__Exercise prompt__:
Return the whole listing, keeping every character the same.

__Available data__:

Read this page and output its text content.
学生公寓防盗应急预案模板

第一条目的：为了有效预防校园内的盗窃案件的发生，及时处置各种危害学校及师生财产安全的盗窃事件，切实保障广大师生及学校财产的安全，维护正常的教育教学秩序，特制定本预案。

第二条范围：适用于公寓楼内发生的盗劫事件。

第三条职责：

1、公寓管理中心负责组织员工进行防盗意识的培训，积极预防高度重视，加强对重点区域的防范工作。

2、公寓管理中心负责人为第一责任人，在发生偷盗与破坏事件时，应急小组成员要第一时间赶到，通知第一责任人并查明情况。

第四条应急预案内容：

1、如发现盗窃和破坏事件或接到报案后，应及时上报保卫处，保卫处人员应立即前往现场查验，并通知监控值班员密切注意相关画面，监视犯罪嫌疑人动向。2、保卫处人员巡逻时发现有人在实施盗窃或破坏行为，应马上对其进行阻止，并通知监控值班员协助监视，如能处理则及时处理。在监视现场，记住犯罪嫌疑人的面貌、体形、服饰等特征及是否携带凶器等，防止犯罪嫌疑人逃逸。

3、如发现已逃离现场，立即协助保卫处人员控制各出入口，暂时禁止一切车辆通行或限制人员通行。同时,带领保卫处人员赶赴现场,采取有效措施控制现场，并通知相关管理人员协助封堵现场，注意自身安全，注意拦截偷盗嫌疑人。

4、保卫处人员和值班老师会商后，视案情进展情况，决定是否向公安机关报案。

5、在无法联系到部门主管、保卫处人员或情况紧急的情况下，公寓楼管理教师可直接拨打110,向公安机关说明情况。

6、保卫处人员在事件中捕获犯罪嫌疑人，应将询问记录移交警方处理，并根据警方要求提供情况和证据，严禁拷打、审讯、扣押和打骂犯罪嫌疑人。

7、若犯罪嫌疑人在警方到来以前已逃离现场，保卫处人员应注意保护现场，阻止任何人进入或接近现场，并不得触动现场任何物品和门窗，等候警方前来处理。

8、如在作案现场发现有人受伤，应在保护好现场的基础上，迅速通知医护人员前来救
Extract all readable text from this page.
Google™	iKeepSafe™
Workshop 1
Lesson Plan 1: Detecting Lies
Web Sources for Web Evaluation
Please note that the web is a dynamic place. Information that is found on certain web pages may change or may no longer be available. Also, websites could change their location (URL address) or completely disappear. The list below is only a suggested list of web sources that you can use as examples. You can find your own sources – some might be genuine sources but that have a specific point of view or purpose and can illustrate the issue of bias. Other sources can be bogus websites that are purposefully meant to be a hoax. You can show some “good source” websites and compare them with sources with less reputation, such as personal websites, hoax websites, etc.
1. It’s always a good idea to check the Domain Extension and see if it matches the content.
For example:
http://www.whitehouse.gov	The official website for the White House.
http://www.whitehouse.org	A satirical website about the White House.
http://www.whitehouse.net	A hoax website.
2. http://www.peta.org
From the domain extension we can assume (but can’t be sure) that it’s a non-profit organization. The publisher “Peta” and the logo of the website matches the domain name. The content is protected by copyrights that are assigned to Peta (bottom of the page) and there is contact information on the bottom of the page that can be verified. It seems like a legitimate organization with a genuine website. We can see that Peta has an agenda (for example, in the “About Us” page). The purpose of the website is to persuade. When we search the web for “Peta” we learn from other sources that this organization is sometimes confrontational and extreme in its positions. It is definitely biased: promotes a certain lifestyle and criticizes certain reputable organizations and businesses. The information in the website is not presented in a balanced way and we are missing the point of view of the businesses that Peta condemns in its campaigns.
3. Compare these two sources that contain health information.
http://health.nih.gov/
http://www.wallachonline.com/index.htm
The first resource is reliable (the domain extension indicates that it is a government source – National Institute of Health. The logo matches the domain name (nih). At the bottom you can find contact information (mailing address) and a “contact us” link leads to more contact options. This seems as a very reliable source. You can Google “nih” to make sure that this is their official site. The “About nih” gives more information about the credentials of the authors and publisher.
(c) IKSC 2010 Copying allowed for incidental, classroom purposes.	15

__Answer for the task__:
Read this page and output its text content.
学生公寓防盗应急预案模板

第一条目的：为了有效预防校园内的盗窃案件的发生，及时处置各种危害学校及师生财产安全的盗窃事件，切实保障广大师生及学校财产的安全，维护正常的教育教学秩序，特制定本预案。

第二条范围：适用于公寓楼内发生的盗劫事件。

第三条职责：

1、公寓管理中心负责组织员工进行防盗意识的培训，积极预防高度重视，加强对重点区域的防范工作。

2、公寓管理中心负责人为第一责任人，在发生偷盗与破坏事件时，应急小组成员要第一时间赶到，通知第一责任人并查明情况。

第四条应急预案内容：

1、如发现盗窃和破坏事件或接到报案后，应及时上报保卫处，保卫处人员应立即前往现场查验，并通知监控值班员密切注意相关画面，监视犯罪嫌疑人动向。2、保卫处人员巡逻时发现有人在实施盗窃或破坏行为，应马上对其进行阻止，并通知监控值班员协助监视，如能处理则及时处理。在监视现场，记住犯罪嫌疑人的面貌、体形、服饰等特征及是否携带凶器等，防止犯罪嫌疑人逃逸。

3、如发现已逃离现场，立即协助保卫处人员控制各出入口，暂时禁止一切车辆通行或限制人员通行。同时,带领保卫处人员赶赴现场,采取有效措施控制现场，并通知相关管理人员协助封堵现场，注意自身安全，注意拦截偷盗嫌疑人。

4、保卫处人员和值班老师会商后，视案情进展情况，决定是否向公安机关报案。

5、在无法联系到部门主管、保卫处人员或情况紧急的情况下，公寓楼管理教师可直接拨打110,向公安机关说明情况。

6、保卫处人员在事件中捕获犯罪嫌疑人，应将询问记录移交警方处理，并根据警方要求提供情况和证据，严禁拷打、审讯、扣押和打骂犯罪嫌疑人。

7、若犯罪嫌疑人在警方到来以前已逃离现场，保卫处人员应注意保护现场，阻止任何人进入或接近现场，并不得触动现场任何物品和门窗，等候警方前来处理。

8、如在作案现场发现有人受伤，应在保护好现场的基础上，迅速通知医护人员前来救
Extract all readable text from this page.
Google™	iKeepSafe™
Workshop 1
Lesson Plan 1: Detecting Lies
Web Sources for Web Evaluation
Please note that the web is a dynamic place. Information that is found on certain web pages may change or may no longer be available. Also, websites could change their location (URL address) or completely disappear. The list below is only a suggested list of web sources that you can use as examples. You can find your own sources – some might be genuine sources but that have a specific point of view or purpose and can illustrate the issue of bias. Other sources can be bogus websites that are purposefully meant to be a hoax. You can show some “good source” websites and compare them with sources with less reputation, such as personal websites, hoax websites, etc.
1. It’s always a good idea to check the Domain Extension and see if it matches the content.
For example:
http://www.whitehouse.gov	The official website for the White House.
http://www.whitehouse.org	A satirical website about the White House.
http://www.whitehouse.net	A hoax website.
2. http://www.peta.org
From the domain extension we can assume (but can’t be sure) that it’s a non-profit organization. The publisher “Peta” and the logo of the website matches the domain name. The content is protected by copyrights that are assigned to Peta (bottom of the page) and there is contact information on the bottom of the page that can be verified. It seems like a legitimate organization with a genuine website. We can see that Peta has an agenda (for example, in the “About Us” page). The purpose of the website is to persuade. When we search the web for “Peta” we learn from other sources that this organization is sometimes confrontational and extreme in its positions. It is definitely biased: promotes a certain lifestyle and criticizes certain reputable organizations and businesses. The information in the website is not presented in a balanced way and we are missing the point of view of the businesses that Peta condemns in its campaigns.
3. Compare these two sources that contain health information.
http://health.nih.gov/
http://www.wallachonline.com/index.htm
The first resource is reliable (the domain extension indicates that it is a government source – National Institute of Health. The logo matches the domain name (nih). At the bottom you can find contact information (mailing address) and a “contact us” link leads to more contact options. This seems as a very reliable source. You can Google “nih” to make sure that this is their official site. The “About nih” gives more information about the credentials of the authors and publisher.
(c) IKSC 2010 Copying allowed for incidental, classroom purposes.	15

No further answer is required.